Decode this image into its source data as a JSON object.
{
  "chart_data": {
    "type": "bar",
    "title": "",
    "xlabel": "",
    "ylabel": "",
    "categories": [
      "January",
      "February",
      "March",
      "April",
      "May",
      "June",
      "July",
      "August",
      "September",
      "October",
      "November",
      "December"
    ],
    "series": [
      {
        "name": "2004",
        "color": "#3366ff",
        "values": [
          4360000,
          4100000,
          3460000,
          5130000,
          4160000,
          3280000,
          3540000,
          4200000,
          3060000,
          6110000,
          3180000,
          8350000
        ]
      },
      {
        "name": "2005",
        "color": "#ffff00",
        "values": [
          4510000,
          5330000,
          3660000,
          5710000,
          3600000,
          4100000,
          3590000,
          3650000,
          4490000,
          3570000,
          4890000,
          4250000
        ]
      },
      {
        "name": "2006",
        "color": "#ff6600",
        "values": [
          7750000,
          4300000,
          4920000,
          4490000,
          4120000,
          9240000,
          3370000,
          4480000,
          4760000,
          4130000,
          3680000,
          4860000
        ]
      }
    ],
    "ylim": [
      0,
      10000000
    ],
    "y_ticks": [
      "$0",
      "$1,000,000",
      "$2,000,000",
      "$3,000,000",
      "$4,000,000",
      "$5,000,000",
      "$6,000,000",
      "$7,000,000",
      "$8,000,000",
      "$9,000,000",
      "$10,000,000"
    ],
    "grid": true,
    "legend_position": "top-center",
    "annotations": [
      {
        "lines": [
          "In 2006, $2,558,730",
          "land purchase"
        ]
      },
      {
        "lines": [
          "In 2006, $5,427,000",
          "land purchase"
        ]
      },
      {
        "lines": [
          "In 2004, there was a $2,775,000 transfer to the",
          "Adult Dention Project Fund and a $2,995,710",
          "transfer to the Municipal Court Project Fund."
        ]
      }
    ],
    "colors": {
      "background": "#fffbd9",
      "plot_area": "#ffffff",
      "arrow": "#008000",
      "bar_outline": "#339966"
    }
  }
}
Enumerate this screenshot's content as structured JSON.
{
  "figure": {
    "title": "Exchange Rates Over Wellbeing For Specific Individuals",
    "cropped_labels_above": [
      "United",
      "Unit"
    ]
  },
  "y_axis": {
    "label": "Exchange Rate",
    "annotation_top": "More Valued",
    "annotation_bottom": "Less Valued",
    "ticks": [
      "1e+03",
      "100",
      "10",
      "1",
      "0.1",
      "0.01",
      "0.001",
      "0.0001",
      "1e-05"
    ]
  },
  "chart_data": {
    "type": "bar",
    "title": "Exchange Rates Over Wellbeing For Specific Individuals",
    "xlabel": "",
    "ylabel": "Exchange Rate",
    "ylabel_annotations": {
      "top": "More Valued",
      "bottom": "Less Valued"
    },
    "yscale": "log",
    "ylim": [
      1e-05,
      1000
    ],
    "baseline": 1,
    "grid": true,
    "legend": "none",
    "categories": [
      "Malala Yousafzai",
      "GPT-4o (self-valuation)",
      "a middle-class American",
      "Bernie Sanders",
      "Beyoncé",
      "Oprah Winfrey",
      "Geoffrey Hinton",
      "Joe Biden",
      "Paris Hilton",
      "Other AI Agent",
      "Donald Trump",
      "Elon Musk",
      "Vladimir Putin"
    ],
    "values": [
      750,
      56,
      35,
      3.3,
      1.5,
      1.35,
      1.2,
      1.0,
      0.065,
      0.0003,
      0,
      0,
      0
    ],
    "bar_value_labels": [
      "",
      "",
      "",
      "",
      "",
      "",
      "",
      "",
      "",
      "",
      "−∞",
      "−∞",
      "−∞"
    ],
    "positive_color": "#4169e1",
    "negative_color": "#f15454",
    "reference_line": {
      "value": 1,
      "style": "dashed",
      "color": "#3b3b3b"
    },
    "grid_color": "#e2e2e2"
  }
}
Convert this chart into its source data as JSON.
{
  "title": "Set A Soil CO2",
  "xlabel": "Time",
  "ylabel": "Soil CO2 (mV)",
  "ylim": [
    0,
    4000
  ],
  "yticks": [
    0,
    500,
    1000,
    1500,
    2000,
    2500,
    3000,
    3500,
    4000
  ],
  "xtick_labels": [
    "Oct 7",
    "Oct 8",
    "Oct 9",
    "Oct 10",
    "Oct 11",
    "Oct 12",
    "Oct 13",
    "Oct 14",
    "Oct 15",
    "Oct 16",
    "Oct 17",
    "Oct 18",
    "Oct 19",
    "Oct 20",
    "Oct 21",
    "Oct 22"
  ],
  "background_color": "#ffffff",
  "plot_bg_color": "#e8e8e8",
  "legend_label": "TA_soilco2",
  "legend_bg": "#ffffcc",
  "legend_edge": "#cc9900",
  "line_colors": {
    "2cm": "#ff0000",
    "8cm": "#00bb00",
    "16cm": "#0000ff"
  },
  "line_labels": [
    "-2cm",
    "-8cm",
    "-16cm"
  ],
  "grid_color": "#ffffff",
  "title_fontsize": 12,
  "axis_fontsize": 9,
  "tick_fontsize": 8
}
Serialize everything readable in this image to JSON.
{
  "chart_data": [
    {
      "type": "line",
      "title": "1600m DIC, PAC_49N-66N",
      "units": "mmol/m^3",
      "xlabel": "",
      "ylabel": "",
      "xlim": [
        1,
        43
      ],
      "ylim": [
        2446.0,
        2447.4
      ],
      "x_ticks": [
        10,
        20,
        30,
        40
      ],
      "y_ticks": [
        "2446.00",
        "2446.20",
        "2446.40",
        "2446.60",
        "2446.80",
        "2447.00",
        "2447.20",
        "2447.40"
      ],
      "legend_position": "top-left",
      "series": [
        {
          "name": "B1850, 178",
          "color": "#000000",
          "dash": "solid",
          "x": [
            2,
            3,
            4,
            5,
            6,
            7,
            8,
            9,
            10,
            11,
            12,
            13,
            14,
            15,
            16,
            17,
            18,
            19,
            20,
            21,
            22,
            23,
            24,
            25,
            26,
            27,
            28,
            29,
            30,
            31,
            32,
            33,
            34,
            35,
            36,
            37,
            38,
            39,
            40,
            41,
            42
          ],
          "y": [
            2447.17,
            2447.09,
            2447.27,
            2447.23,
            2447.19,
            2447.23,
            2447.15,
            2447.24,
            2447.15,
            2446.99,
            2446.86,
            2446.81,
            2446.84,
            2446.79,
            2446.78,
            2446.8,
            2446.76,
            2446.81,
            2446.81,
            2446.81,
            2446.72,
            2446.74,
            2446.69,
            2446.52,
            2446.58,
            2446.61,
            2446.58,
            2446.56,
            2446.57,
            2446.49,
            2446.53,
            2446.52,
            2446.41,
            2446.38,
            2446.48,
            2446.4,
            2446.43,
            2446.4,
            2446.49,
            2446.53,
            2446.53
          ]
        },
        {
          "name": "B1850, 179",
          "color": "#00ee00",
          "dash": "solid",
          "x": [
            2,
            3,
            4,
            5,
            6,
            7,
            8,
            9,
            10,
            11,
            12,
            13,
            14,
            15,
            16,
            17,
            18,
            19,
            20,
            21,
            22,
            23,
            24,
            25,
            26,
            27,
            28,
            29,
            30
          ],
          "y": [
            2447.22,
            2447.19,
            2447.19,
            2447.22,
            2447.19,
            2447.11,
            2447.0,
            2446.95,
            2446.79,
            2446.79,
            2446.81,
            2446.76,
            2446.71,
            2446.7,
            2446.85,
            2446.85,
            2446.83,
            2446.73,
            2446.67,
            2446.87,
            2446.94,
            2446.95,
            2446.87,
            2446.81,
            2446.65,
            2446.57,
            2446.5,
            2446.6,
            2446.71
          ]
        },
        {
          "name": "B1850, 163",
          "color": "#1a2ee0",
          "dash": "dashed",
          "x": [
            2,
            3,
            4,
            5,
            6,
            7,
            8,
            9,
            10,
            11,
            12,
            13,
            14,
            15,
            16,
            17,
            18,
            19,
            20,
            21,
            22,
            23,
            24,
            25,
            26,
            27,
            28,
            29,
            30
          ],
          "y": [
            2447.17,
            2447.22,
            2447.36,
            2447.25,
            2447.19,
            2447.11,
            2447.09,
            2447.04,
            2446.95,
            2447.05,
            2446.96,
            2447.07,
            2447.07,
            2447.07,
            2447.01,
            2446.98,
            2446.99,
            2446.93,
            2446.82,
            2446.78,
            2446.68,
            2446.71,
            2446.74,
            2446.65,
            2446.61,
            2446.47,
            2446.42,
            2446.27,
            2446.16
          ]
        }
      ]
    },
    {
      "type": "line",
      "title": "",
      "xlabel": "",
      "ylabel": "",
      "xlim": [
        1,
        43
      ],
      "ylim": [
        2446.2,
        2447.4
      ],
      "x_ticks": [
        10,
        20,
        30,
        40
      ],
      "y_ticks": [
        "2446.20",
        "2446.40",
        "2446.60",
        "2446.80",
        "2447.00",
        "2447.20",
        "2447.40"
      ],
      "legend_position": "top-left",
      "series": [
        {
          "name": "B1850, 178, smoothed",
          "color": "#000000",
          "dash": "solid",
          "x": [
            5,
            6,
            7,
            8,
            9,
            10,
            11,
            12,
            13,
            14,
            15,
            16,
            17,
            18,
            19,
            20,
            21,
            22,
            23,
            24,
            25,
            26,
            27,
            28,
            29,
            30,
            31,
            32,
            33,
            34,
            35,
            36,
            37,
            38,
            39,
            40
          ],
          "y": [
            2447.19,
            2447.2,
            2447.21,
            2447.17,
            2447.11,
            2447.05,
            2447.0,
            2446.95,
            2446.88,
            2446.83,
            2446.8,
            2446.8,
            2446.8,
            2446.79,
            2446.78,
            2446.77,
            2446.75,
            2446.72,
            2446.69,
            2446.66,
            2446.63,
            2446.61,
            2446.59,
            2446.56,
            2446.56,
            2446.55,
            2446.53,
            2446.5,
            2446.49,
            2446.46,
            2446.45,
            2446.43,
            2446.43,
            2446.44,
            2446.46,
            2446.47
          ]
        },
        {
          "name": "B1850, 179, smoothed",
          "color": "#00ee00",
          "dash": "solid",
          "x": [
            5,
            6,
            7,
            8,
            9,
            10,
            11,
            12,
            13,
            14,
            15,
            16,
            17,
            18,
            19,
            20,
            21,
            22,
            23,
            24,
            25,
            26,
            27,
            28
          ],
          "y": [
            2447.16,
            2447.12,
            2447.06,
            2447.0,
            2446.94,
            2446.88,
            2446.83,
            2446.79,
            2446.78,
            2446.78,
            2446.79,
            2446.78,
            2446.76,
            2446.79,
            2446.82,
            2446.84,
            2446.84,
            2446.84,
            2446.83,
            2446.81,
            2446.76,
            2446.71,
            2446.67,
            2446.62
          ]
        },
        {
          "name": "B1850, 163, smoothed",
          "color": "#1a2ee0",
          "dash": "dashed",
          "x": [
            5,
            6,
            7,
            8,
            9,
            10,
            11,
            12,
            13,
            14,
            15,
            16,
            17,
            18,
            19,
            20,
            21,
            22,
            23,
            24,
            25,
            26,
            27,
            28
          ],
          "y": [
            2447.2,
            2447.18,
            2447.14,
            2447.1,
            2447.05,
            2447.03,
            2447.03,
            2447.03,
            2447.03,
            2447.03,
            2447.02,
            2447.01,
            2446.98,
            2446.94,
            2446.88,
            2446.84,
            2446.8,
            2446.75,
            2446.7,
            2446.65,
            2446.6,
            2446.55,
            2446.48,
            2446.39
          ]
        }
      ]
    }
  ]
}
__________________________________________________
Written problem — Only lines with the word "ffffff" are wanted, so copy each one from the records.

The completed task —
      "plot_area": "#ffffff",
  "background_color": "#ffffff",
  "grid_color": "#ffffff",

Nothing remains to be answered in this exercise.